正文:
****************************************

Linux Input子系统3(基于Linux6.6)---输入核心层介绍
在 Linux 内核中,输入核心层(或称为输入子系统的核心)是 input 子系统 的关键组成部分,负责管理各种输入设备、处理输入事件,并提供与用户空间的接口。输入核心层是输入子系统的基础,它承载了输入设备的注册、事件的处理、以及与用户空间的交互等核心功能。
输入核心层的主要职责包括:
- 管理输入设备:处理输入设备的注册与注销,维护输入设备的生命周期。
- 事件的捕捉与传递:处理来自设备的输入事件,确保事件的正确传递到相应的用户空间应用程序。
- 输入事件类型的支持:支持多种输入事件类型(如键盘按键、鼠标移动、触摸屏坐标等)。
- 提供与用户空间的接口:通过设备文件接口(如
/dev/input/eventX),允许用户空间应用读取输入事件。
一、input子系统的实现
注册input子系统本身很简单只需要在sysfs中注册号相应的设备类和主设备号即可。
drivers/input/input.c
static char *input_devnode(const struct device *dev, umode_t *mode)
{
return kasprintf(GFP_KERNEL, "input/%s", dev_name(dev));
}
struct class input_class = {
.name = "input",
.devnode = input_devnode,
};
EXPORT_SYMBOL_GPL(input_class);
static int __init input_init(void)
{
int err;
err = class_register(&input_class); /* 在sysfs中的class类下注册一个input的类 */
if (err) {
printk(KERN_ERR "input: unable to register input_dev class\n");
return err;
}
err = input_proc_init(); /* 初始化proc文件系统 */
if (err)
goto fail1;
err = register_chrdev(INPUT_MAJOR, "input", &input_fops); /* 注册字符设备驱动 */
if (err) {
printk(KERN_ERR "input: unable to register char major %d", INPUT_MAJOR);
goto fail2;
}
return 0;
fail2: input_proc_exit();
fail1: class_unregister(&input_class);
return err;
}
取消注册就更简单来,和注册相反即可。
drivers/input/input.c
static void __exit input_exit(void)

****************************************

显示信息:
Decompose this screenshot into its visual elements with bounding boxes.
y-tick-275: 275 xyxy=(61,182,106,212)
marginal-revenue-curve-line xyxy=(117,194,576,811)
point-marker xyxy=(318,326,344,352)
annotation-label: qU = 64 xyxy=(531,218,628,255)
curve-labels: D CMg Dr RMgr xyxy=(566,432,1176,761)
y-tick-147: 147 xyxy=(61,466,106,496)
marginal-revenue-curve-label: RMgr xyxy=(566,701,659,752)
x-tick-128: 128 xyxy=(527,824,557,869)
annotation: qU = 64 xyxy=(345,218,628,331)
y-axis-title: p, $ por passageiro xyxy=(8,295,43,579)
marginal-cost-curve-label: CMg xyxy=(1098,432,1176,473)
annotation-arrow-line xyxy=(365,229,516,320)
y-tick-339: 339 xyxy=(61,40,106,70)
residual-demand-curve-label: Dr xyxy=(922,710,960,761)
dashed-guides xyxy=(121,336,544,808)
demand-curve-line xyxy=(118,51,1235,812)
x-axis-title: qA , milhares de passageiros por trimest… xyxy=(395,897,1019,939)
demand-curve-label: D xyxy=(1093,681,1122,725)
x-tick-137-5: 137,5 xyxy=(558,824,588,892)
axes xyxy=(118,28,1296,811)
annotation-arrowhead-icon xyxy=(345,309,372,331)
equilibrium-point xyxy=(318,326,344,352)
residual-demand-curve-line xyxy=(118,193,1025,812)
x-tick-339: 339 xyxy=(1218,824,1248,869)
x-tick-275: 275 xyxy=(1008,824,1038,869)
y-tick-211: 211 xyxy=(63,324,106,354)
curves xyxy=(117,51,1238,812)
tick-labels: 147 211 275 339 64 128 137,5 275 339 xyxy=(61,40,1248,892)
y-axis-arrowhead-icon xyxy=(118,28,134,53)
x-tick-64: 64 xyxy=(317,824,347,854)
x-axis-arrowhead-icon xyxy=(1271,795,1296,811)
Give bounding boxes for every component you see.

****************************************

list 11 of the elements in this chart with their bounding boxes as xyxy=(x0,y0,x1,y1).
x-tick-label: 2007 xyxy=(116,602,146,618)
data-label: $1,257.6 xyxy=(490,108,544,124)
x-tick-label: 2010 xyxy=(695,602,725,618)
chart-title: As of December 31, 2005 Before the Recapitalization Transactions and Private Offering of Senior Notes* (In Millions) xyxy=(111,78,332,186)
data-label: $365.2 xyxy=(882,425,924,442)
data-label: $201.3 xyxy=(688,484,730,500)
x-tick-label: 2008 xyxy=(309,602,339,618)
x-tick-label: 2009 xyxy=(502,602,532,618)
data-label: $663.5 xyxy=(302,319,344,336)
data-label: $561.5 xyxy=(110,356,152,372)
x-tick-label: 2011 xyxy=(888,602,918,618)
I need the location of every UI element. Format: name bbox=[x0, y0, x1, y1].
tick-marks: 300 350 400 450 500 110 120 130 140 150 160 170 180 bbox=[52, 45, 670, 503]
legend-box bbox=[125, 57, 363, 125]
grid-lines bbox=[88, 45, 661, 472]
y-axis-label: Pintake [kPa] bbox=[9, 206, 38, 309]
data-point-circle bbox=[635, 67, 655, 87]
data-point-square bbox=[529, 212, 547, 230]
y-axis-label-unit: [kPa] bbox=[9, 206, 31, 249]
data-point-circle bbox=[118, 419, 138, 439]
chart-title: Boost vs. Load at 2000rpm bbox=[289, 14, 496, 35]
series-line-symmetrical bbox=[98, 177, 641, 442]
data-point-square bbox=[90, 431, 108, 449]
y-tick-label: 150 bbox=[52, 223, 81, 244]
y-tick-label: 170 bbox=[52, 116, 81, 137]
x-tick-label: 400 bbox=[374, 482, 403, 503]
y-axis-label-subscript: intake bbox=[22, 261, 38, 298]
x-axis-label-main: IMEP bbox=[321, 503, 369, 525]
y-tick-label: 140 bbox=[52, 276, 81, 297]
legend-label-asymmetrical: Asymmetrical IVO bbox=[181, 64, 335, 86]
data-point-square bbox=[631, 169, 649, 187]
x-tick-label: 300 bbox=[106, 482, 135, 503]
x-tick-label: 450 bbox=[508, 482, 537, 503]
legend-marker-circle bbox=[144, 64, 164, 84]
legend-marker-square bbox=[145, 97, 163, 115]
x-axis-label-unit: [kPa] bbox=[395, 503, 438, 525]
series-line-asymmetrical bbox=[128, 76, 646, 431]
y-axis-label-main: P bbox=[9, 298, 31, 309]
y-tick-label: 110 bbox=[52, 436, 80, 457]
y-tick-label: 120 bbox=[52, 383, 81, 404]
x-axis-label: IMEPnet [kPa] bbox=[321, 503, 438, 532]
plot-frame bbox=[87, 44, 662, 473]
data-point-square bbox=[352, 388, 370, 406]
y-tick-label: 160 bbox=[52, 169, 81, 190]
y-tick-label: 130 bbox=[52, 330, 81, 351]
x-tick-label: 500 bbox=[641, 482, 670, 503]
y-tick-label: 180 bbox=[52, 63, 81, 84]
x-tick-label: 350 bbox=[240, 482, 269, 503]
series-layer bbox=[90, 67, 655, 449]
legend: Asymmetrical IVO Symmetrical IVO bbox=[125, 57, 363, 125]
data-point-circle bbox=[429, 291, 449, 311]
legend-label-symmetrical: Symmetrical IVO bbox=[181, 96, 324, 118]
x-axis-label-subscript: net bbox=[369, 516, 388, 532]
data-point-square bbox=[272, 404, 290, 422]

****************************************

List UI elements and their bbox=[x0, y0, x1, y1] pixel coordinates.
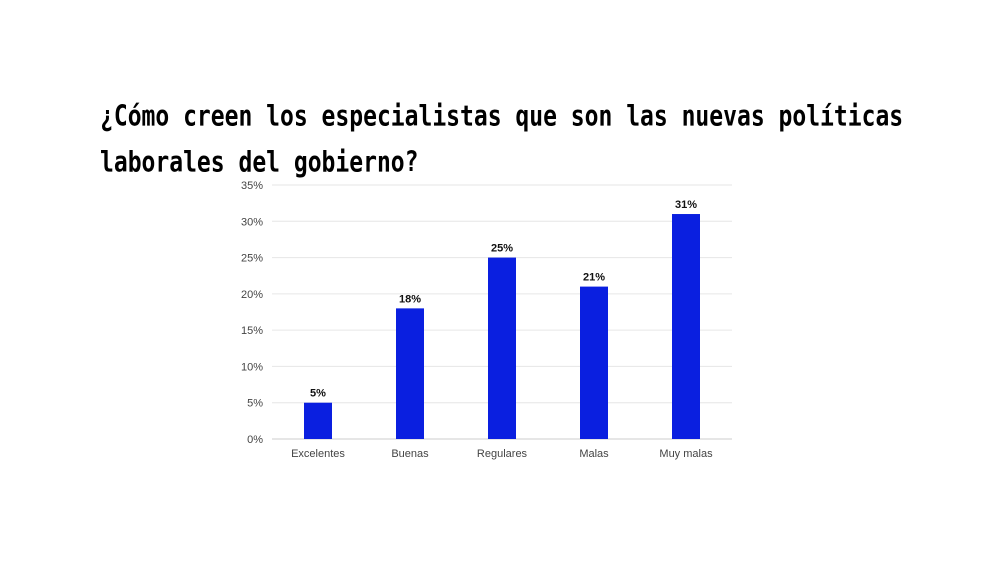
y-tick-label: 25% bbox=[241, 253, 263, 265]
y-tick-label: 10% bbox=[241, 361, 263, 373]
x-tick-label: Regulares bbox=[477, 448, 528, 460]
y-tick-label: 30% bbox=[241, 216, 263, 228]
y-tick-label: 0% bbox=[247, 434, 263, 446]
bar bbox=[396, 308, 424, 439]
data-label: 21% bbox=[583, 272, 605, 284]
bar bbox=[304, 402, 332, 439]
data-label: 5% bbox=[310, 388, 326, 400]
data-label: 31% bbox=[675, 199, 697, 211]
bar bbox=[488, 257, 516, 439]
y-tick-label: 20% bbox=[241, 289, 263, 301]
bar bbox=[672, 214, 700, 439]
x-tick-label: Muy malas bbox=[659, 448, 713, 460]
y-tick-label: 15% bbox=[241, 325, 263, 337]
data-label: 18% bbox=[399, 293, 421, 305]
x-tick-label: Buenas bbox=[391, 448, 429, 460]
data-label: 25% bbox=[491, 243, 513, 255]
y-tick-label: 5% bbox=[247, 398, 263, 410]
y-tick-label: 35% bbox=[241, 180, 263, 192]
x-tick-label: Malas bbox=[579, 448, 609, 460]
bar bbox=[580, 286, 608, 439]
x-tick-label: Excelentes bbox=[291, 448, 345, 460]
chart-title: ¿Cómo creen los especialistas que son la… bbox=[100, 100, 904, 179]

****************************************

任务目标: 能把正文中从“- 事件的捕捉与传递:处理来”一直往下到“相应的设备类和主设备号即可。”的全部文字一字不改地重新打出来吗?

任务回复:
- 事件的捕捉与传递:处理来自设备的输入事件,确保事件的正确传递到相应的用户空间应用程序。
- 输入事件类型的支持:支持多种输入事件类型(如键盘按键、鼠标移动、触摸屏坐标等)。
- 提供与用户空间的接口:通过设备文件接口(如
/dev/input/eventX),允许用户空间应用读取输入事件。
一、input子系统的实现
注册input子系统本身很简单只需要在sysfs中注册号相应的设备类和主设备号即可。